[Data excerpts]
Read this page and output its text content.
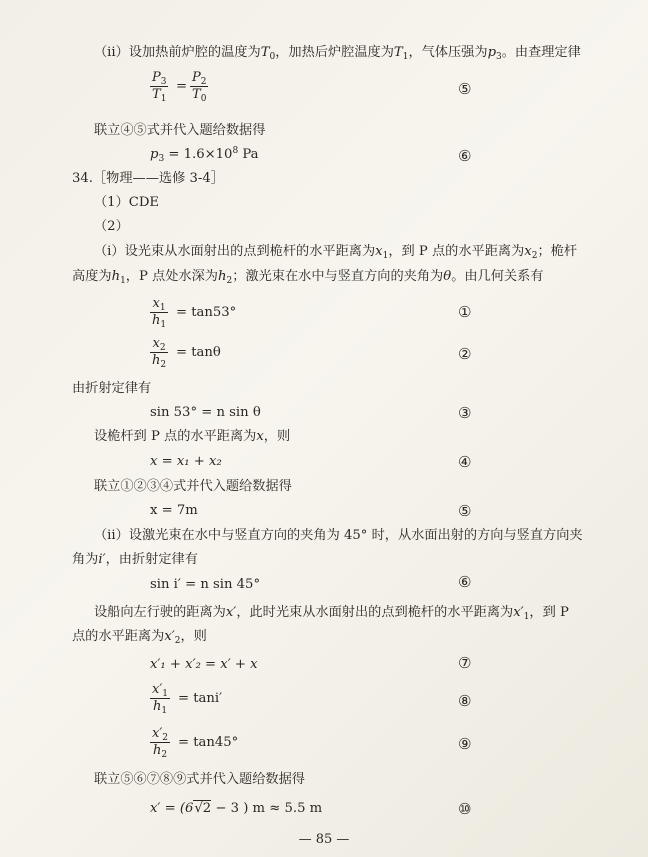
（ii）设加热前炉腔的温度为$T_0$，加热后炉腔温度为$T_1$，气体压强为$p_3$。由查理定律
$\frac{P_3}{T_1} = \frac{P_2}{T_0}$	⑤
联立④⑤式并代入题给数据得
$p_3 = 1.6\times 10^8$ Pa	⑥
34.［物理——选修 3-4］
（1）CDE
（2）
（i）设光束从水面射出的点到桅杆的水平距离为$x_1$，到 P 点的水平距离为$x_2$；桅杆
高度为$h_1$，P 点处水深为$h_2$；激光束在水中与竖直方向的夹角为θ。由几何关系有
$\frac{x_1}{h_1} = \tan 53^\circ$	①
$\frac{x_2}{h_2} = \tan\theta$	②
由折射定律有
sin 53° = n sin θ	③
设桅杆到 P 点的水平距离为x，则
x = x₁ + x₂	④
联立①②③④式并代入题给数据得
x = 7m	⑤
（ii）设激光束在水中与竖直方向的夹角为 45° 时，从水面出射的方向与竖直方向夹
角为i′，由折射定律有
sin i′ = n sin 45°	⑥
设船向左行驶的距离为x′，此时光束从水面射出的点到桅杆的水平距离为$x'_1$，到 P
点的水平距离为$x'_2$，则
x′₁ + x′₂ = x′ + x	⑦
$\frac{x'_1}{h_1} = \tan i'$	⑧
$\frac{x'_2}{h_2} = \tan 45^\circ$	⑨
联立⑤⑥⑦⑧⑨式并代入题给数据得
x′ = (6√2 − 3 ) m ≈ 5.5 m	⑩
— 85 —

▸ Written instruction
Repeat the listing above exactly, with no pictures.

▸ Task output
Read this page and output its text content.
（ii）设加热前炉腔的温度为$T_0$，加热后炉腔温度为$T_1$，气体压强为$p_3$。由查理定律
$\frac{P_3}{T_1} = \frac{P_2}{T_0}$	⑤
联立④⑤式并代入题给数据得
$p_3 = 1.6\times 10^8$ Pa	⑥
34.［物理——选修 3-4］
（1）CDE
（2）
（i）设光束从水面射出的点到桅杆的水平距离为$x_1$，到 P 点的水平距离为$x_2$；桅杆
高度为$h_1$，P 点处水深为$h_2$；激光束在水中与竖直方向的夹角为θ。由几何关系有
$\frac{x_1}{h_1} = \tan 53^\circ$	①
$\frac{x_2}{h_2} = \tan\theta$	②
由折射定律有
sin 53° = n sin θ	③
设桅杆到 P 点的水平距离为x，则
x = x₁ + x₂	④
联立①②③④式并代入题给数据得
x = 7m	⑤
（ii）设激光束在水中与竖直方向的夹角为 45° 时，从水面出射的方向与竖直方向夹
角为i′，由折射定律有
sin i′ = n sin 45°	⑥
设船向左行驶的距离为x′，此时光束从水面射出的点到桅杆的水平距离为$x'_1$，到 P
点的水平距离为$x'_2$，则
x′₁ + x′₂ = x′ + x	⑦
$\frac{x'_1}{h_1} = \tan i'$	⑧
$\frac{x'_2}{h_2} = \tan 45^\circ$	⑨
联立⑤⑥⑦⑧⑨式并代入题给数据得
x′ = (6√2 − 3 ) m ≈ 5.5 m	⑩
— 85 —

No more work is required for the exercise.